Data records:
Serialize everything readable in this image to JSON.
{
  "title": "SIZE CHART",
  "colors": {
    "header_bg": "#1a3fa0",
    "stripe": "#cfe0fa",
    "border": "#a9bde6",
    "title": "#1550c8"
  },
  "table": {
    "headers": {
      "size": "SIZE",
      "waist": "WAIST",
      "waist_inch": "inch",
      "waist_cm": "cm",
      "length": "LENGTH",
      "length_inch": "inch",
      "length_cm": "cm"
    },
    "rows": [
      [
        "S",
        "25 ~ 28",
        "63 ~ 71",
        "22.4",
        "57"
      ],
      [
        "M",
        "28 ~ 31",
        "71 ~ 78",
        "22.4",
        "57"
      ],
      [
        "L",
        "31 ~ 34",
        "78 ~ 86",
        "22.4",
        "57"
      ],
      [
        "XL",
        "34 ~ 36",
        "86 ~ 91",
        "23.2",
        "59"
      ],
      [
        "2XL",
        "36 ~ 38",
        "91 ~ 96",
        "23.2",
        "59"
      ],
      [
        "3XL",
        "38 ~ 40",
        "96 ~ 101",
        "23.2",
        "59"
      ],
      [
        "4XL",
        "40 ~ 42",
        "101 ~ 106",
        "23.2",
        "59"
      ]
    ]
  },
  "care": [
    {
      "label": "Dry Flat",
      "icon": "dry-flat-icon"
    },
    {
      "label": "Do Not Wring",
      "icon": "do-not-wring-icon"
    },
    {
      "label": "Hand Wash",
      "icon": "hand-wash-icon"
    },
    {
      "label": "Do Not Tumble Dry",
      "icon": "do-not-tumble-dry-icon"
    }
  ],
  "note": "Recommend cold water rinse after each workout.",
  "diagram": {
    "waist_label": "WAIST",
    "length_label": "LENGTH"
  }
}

Do this = Quote every line of the data, word for word.

Solution to the exercise =
Serialize everything readable in this image to JSON.
{
  "title": "SIZE CHART",
  "colors": {
    "header_bg": "#1a3fa0",
    "stripe": "#cfe0fa",
    "border": "#a9bde6",
    "title": "#1550c8"
  },
  "table": {
    "headers": {
      "size": "SIZE",
      "waist": "WAIST",
      "waist_inch": "inch",
      "waist_cm": "cm",
      "length": "LENGTH",
      "length_inch": "inch",
      "length_cm": "cm"
    },
    "rows": [
      [
        "S",
        "25 ~ 28",
        "63 ~ 71",
        "22.4",
        "57"
      ],
      [
        "M",
        "28 ~ 31",
        "71 ~ 78",
        "22.4",
        "57"
      ],
      [
        "L",
        "31 ~ 34",
        "78 ~ 86",
        "22.4",
        "57"
      ],
      [
        "XL",
        "34 ~ 36",
        "86 ~ 91",
        "23.2",
        "59"
      ],
      [
        "2XL",
        "36 ~ 38",
        "91 ~ 96",
        "23.2",
        "59"
      ],
      [
        "3XL",
        "38 ~ 40",
        "96 ~ 101",
        "23.2",
        "59"
      ],
      [
        "4XL",
        "40 ~ 42",
        "101 ~ 106",
        "23.2",
        "59"
      ]
    ]
  },
  "care": [
    {
      "label": "Dry Flat",
      "icon": "dry-flat-icon"
    },
    {
      "label": "Do Not Wring",
      "icon": "do-not-wring-icon"
    },
    {
      "label": "Hand Wash",
      "icon": "hand-wash-icon"
    },
    {
      "label": "Do Not Tumble Dry",
      "icon": "do-not-tumble-dry-icon"
    }
  ],
  "note": "Recommend cold water rinse after each workout.",
  "diagram": {
    "waist_label": "WAIST",
    "length_label": "LENGTH"
  }
}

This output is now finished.